Every entry below must appear again, exactly as written.

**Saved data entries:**

◆ ◆ ◆ ◆ ◆ ◆ ◆

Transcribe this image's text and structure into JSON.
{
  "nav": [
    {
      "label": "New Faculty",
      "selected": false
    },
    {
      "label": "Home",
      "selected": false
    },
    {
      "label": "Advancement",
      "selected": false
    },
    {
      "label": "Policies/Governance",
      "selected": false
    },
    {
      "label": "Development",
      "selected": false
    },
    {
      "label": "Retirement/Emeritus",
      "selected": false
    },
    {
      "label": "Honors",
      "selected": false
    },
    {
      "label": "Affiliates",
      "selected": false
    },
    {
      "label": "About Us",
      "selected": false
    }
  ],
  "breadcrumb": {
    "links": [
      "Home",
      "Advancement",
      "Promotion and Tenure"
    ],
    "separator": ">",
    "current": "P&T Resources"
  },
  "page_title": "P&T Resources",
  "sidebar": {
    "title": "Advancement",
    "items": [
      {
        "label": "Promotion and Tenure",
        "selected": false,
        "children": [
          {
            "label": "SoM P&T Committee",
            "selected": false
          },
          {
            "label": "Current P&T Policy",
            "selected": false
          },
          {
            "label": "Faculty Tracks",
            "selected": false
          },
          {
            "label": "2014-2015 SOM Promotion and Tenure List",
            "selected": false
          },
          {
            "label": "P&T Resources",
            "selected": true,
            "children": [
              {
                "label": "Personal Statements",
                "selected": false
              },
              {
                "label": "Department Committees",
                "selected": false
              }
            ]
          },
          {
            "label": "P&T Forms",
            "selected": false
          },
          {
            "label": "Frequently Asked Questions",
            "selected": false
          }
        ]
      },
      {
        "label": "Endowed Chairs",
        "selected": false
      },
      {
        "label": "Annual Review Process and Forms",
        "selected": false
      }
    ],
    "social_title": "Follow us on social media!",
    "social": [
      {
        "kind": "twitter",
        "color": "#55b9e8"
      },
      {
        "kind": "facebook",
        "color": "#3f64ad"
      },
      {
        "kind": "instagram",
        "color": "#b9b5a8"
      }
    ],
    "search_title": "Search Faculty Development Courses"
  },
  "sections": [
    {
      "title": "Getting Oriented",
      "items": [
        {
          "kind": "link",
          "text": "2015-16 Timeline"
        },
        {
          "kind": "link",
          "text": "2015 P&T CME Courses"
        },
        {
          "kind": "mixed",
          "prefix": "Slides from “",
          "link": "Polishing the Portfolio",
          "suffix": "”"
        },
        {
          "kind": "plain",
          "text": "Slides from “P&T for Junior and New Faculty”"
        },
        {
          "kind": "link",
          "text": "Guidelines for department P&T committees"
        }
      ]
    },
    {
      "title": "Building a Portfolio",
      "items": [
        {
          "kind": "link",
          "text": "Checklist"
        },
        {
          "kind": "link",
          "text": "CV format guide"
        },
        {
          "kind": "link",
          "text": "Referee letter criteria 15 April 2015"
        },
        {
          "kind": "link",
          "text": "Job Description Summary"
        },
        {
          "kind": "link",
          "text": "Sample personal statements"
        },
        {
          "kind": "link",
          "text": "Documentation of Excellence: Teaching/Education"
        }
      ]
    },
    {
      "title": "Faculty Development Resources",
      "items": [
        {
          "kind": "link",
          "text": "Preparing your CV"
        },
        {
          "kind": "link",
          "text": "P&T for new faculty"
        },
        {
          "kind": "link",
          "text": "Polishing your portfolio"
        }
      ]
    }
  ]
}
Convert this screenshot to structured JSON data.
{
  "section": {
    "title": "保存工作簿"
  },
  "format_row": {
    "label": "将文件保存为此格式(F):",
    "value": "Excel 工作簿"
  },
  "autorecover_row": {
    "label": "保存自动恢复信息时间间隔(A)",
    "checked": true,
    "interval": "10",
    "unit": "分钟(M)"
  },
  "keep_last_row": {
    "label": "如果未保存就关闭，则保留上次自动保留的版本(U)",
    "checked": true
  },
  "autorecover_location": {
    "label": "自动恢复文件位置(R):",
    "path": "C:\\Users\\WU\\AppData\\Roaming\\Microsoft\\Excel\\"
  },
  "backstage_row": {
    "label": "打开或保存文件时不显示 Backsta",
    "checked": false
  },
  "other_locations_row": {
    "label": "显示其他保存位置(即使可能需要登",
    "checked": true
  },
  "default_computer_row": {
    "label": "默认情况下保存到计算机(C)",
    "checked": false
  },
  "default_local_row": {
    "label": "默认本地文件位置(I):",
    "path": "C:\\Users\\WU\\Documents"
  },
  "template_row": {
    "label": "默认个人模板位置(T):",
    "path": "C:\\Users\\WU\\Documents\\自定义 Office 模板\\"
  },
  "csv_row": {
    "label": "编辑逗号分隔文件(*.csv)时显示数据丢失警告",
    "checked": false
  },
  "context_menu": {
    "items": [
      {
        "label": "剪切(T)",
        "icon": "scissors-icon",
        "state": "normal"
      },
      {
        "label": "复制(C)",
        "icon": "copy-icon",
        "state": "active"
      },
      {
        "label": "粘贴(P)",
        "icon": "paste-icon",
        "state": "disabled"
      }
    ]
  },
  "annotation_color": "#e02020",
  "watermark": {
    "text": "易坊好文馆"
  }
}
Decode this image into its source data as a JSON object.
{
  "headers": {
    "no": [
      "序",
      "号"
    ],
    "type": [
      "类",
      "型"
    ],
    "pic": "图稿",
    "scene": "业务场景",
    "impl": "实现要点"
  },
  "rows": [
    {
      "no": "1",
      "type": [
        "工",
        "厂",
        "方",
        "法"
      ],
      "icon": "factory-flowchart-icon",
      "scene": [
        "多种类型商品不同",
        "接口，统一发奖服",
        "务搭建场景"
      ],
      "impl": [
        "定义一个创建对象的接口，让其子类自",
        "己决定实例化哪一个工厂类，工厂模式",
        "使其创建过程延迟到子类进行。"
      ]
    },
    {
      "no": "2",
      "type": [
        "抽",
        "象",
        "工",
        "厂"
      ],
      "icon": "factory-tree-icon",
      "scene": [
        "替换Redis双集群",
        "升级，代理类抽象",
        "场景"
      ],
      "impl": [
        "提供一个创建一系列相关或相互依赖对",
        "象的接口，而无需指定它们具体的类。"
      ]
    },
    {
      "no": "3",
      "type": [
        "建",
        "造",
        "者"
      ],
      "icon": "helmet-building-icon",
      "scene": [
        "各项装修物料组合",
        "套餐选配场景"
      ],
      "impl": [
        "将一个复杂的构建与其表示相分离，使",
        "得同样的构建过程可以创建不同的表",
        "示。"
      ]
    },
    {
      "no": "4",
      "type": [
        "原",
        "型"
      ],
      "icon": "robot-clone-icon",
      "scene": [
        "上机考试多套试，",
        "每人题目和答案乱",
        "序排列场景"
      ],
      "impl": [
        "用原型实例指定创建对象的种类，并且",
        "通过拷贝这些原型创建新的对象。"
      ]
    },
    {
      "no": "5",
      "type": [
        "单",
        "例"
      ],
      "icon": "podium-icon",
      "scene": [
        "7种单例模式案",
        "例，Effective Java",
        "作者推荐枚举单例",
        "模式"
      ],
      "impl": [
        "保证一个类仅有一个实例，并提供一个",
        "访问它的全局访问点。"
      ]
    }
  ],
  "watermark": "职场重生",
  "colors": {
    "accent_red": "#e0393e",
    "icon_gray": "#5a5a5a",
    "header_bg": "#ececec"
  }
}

◆ ◆ ◆ ◆ ◆ ◆ ◆

**ANSWER TO THIS PROBLEM:**
Transcribe this image's text and structure into JSON.
{
  "nav": [
    {
      "label": "New Faculty",
      "selected": false
    },
    {
      "label": "Home",
      "selected": false
    },
    {
      "label": "Advancement",
      "selected": false
    },
    {
      "label": "Policies/Governance",
      "selected": false
    },
    {
      "label": "Development",
      "selected": false
    },
    {
      "label": "Retirement/Emeritus",
      "selected": false
    },
    {
      "label": "Honors",
      "selected": false
    },
    {
      "label": "Affiliates",
      "selected": false
    },
    {
      "label": "About Us",
      "selected": false
    }
  ],
  "breadcrumb": {
    "links": [
      "Home",
      "Advancement",
      "Promotion and Tenure"
    ],
    "separator": ">",
    "current": "P&T Resources"
  },
  "page_title": "P&T Resources",
  "sidebar": {
    "title": "Advancement",
    "items": [
      {
        "label": "Promotion and Tenure",
        "selected": false,
        "children": [
          {
            "label": "SoM P&T Committee",
            "selected": false
          },
          {
            "label": "Current P&T Policy",
            "selected": false
          },
          {
            "label": "Faculty Tracks",
            "selected": false
          },
          {
            "label": "2014-2015 SOM Promotion and Tenure List",
            "selected": false
          },
          {
            "label": "P&T Resources",
            "selected": true,
            "children": [
              {
                "label": "Personal Statements",
                "selected": false
              },
              {
                "label": "Department Committees",
                "selected": false
              }
            ]
          },
          {
            "label": "P&T Forms",
            "selected": false
          },
          {
            "label": "Frequently Asked Questions",
            "selected": false
          }
        ]
      },
      {
        "label": "Endowed Chairs",
        "selected": false
      },
      {
        "label": "Annual Review Process and Forms",
        "selected": false
      }
    ],
    "social_title": "Follow us on social media!",
    "social": [
      {
        "kind": "twitter",
        "color": "#55b9e8"
      },
      {
        "kind": "facebook",
        "color": "#3f64ad"
      },
      {
        "kind": "instagram",
        "color": "#b9b5a8"
      }
    ],
    "search_title": "Search Faculty Development Courses"
  },
  "sections": [
    {
      "title": "Getting Oriented",
      "items": [
        {
          "kind": "link",
          "text": "2015-16 Timeline"
        },
        {
          "kind": "link",
          "text": "2015 P&T CME Courses"
        },
        {
          "kind": "mixed",
          "prefix": "Slides from “",
          "link": "Polishing the Portfolio",
          "suffix": "”"
        },
        {
          "kind": "plain",
          "text": "Slides from “P&T for Junior and New Faculty”"
        },
        {
          "kind": "link",
          "text": "Guidelines for department P&T committees"
        }
      ]
    },
    {
      "title": "Building a Portfolio",
      "items": [
        {
          "kind": "link",
          "text": "Checklist"
        },
        {
          "kind": "link",
          "text": "CV format guide"
        },
        {
          "kind": "link",
          "text": "Referee letter criteria 15 April 2015"
        },
        {
          "kind": "link",
          "text": "Job Description Summary"
        },
        {
          "kind": "link",
          "text": "Sample personal statements"
        },
        {
          "kind": "link",
          "text": "Documentation of Excellence: Teaching/Education"
        }
      ]
    },
    {
      "title": "Faculty Development Resources",
      "items": [
        {
          "kind": "link",
          "text": "Preparing your CV"
        },
        {
          "kind": "link",
          "text": "P&T for new faculty"
        },
        {
          "kind": "link",
          "text": "Polishing your portfolio"
        }
      ]
    }
  ]
}
Convert this screenshot to structured JSON data.
{
  "section": {
    "title": "保存工作簿"
  },
  "format_row": {
    "label": "将文件保存为此格式(F):",
    "value": "Excel 工作簿"
  },
  "autorecover_row": {
    "label": "保存自动恢复信息时间间隔(A)",
    "checked": true,
    "interval": "10",
    "unit": "分钟(M)"
  },
  "keep_last_row": {
    "label": "如果未保存就关闭，则保留上次自动保留的版本(U)",
    "checked": true
  },
  "autorecover_location": {
    "label": "自动恢复文件位置(R):",
    "path": "C:\\Users\\WU\\AppData\\Roaming\\Microsoft\\Excel\\"
  },
  "backstage_row": {
    "label": "打开或保存文件时不显示 Backsta",
    "checked": false
  },
  "other_locations_row": {
    "label": "显示其他保存位置(即使可能需要登",
    "checked": true
  },
  "default_computer_row": {
    "label": "默认情况下保存到计算机(C)",
    "checked": false
  },
  "default_local_row": {
    "label": "默认本地文件位置(I):",
    "path": "C:\\Users\\WU\\Documents"
  },
  "template_row": {
    "label": "默认个人模板位置(T):",
    "path": "C:\\Users\\WU\\Documents\\自定义 Office 模板\\"
  },
  "csv_row": {
    "label": "编辑逗号分隔文件(*.csv)时显示数据丢失警告",
    "checked": false
  },
  "context_menu": {
    "items": [
      {
        "label": "剪切(T)",
        "icon": "scissors-icon",
        "state": "normal"
      },
      {
        "label": "复制(C)",
        "icon": "copy-icon",
        "state": "active"
      },
      {
        "label": "粘贴(P)",
        "icon": "paste-icon",
        "state": "disabled"
      }
    ]
  },
  "annotation_color": "#e02020",
  "watermark": {
    "text": "易坊好文馆"
  }
}
Decode this image into its source data as a JSON object.
{
  "headers": {
    "no": [
      "序",
      "号"
    ],
    "type": [
      "类",
      "型"
    ],
    "pic": "图稿",
    "scene": "业务场景",
    "impl": "实现要点"
  },
  "rows": [
    {
      "no": "1",
      "type": [
        "工",
        "厂",
        "方",
        "法"
      ],
      "icon": "factory-flowchart-icon",
      "scene": [
        "多种类型商品不同",
        "接口，统一发奖服",
        "务搭建场景"
      ],
      "impl": [
        "定义一个创建对象的接口，让其子类自",
        "己决定实例化哪一个工厂类，工厂模式",
        "使其创建过程延迟到子类进行。"
      ]
    },
    {
      "no": "2",
      "type": [
        "抽",
        "象",
        "工",
        "厂"
      ],
      "icon": "factory-tree-icon",
      "scene": [
        "替换Redis双集群",
        "升级，代理类抽象",
        "场景"
      ],
      "impl": [
        "提供一个创建一系列相关或相互依赖对",
        "象的接口，而无需指定它们具体的类。"
      ]
    },
    {
      "no": "3",
      "type": [
        "建",
        "造",
        "者"
      ],
      "icon": "helmet-building-icon",
      "scene": [
        "各项装修物料组合",
        "套餐选配场景"
      ],
      "impl": [
        "将一个复杂的构建与其表示相分离，使",
        "得同样的构建过程可以创建不同的表",
        "示。"
      ]
    },
    {
      "no": "4",
      "type": [
        "原",
        "型"
      ],
      "icon": "robot-clone-icon",
      "scene": [
        "上机考试多套试，",
        "每人题目和答案乱",
        "序排列场景"
      ],
      "impl": [
        "用原型实例指定创建对象的种类，并且",
        "通过拷贝这些原型创建新的对象。"
      ]
    },
    {
      "no": "5",
      "type": [
        "单",
        "例"
      ],
      "icon": "podium-icon",
      "scene": [
        "7种单例模式案",
        "例，Effective Java",
        "作者推荐枚举单例",
        "模式"
      ],
      "impl": [
        "保证一个类仅有一个实例，并提供一个",
        "访问它的全局访问点。"
      ]
    }
  ],
  "watermark": "职场重生",
  "colors": {
    "accent_red": "#e0393e",
    "icon_gray": "#5a5a5a",
    "header_bg": "#ececec"
  }
}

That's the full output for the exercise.